++++ Recorded data

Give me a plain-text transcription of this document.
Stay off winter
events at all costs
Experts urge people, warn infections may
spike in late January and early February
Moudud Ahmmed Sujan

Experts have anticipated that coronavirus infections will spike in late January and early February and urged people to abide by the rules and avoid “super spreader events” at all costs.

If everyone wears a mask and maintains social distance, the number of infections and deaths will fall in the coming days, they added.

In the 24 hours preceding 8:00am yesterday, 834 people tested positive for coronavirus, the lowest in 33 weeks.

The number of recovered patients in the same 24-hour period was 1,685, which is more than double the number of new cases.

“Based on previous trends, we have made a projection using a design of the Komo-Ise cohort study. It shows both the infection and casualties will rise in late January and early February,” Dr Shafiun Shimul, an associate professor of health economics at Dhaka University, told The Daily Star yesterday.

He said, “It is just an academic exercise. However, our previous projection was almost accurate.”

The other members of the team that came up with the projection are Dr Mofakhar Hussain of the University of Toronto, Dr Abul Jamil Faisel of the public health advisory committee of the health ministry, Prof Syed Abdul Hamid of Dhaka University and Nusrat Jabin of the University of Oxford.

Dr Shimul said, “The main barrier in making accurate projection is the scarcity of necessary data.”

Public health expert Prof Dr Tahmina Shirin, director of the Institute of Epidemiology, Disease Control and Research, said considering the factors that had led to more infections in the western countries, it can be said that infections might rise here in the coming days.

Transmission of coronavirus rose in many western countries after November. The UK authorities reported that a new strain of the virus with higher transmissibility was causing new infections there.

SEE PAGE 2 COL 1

++++++++

▶ Exercise description
Reproduce every line from the preceding data in which the word "rise" can be found.

▶ Response for this exercise
“Based on previous trends, we have made a projection using a design of the Komo-Ise cohort study. It shows both the infection and casualties will rise in late January and early February,” Dr Shafiun Shimul, an associate professor of health economics at Dhaka University, told The Daily Star yesterday.
Public health expert Prof Dr Tahmina Shirin, director of the Institute of Epidemiology, Disease Control and Research, said considering the factors that had led to more infections in the western countries, it can be said that infections might rise here in the coming days.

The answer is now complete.